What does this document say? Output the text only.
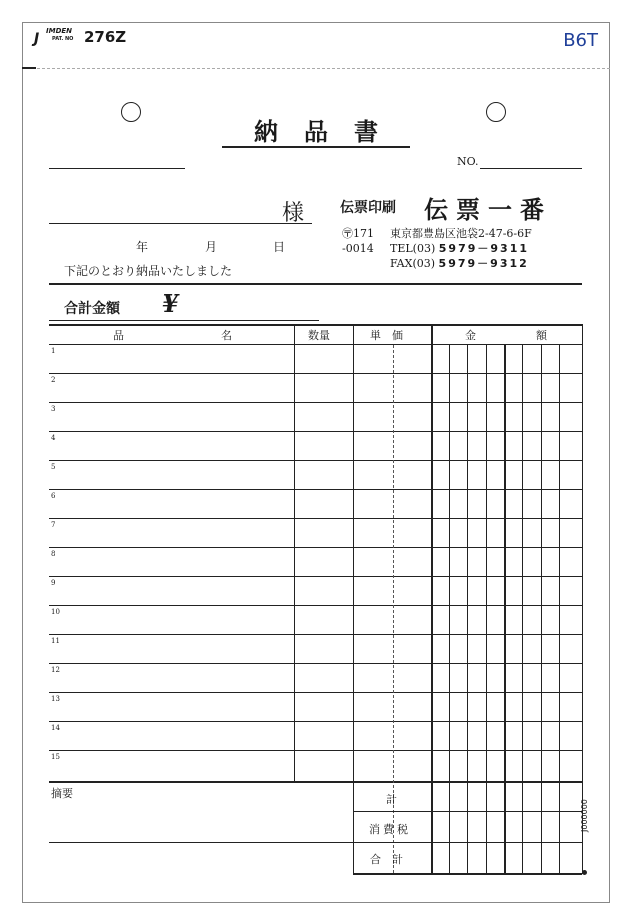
J IMDEN
PAT. NO 276Z	B6T
納品書
NO.
様	伝票印刷 伝票一番
〶171 東京都豊島区池袋2-47-6-6F
-0014 TEL(03) 5979－9311
FAX(03) 5979－9312
年	月	日
下記のとおり納品いたしました
合計金額 ¥
品	名	数量	単　価	金	額
1
2
3
4
5
6
7
8
9
10
11
12
13
14
15
摘要	計
消費税
合　計
J000000
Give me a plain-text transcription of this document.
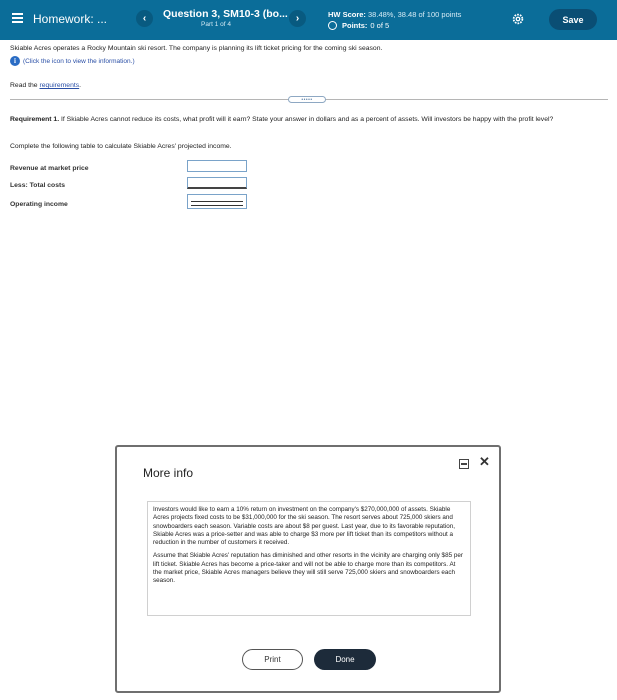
Homework: ...	‹	Question 3, SM10-3 (bo...
Part 1 of 4
›	HW Score: 38.48%, 38.48 of 100 points
Points: 0 of 5
Save
Skiable Acres operates a Rocky Mountain ski resort. The company is planning its lift ticket pricing for the coming ski season.
i	(Click the icon to view the information.)
Read the requirements.
•••••
Requirement 1. If Skiable Acres cannot reduce its costs, what profit will it earn? State your answer in dollars and as a percent of assets. Will investors be happy with the profit level?
Complete the following table to calculate Skiable Acres' projected income.
Revenue at market price
Less: Total costs
Operating income
More info
✕

Investors would like to earn a 10% return on investment on the company's $270,000,000 of assets. Skiable Acres projects fixed costs to be $31,000,000 for the ski season. The resort serves about 725,000 skiers and snowboarders each season. Variable costs are about $8 per guest. Last year, due to its favorable reputation, Skiable Acres was a price-setter and was able to charge $3 more per lift ticket than its competitors without a reduction in the number of customers it received.

Assume that Skiable Acres' reputation has diminished and other resorts in the vicinity are charging only $85 per lift ticket. Skiable Acres has become a price-taker and will not be able to charge more than its competitors. At the market price, Skiable Acres managers believe they will still serve 725,000 skiers and snowboarders each season.

Print	Done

**Goal:**
Using the material above, copy every line in which the string "lift" occurs.

**Response:**
Skiable Acres operates a Rocky Mountain ski resort. The company is planning its lift ticket pricing for the coming ski season.
Investors would like to earn a 10% return on investment on the company's $270,000,000 of assets. Skiable Acres projects fixed costs to be $31,000,000 for the ski season. The resort serves about 725,000 skiers and snowboarders each season. Variable costs are about $8 per guest. Last year, due to its favorable reputation, Skiable Acres was a price-setter and was able to charge $3 more per lift ticket than its competitors without a reduction in the number of customers it received.
Assume that Skiable Acres' reputation has diminished and other resorts in the vicinity are charging only $85 per lift ticket. Skiable Acres has become a price-taker and will not be able to charge more than its competitors. At the market price, Skiable Acres managers believe they will still serve 725,000 skiers and snowboarders each season.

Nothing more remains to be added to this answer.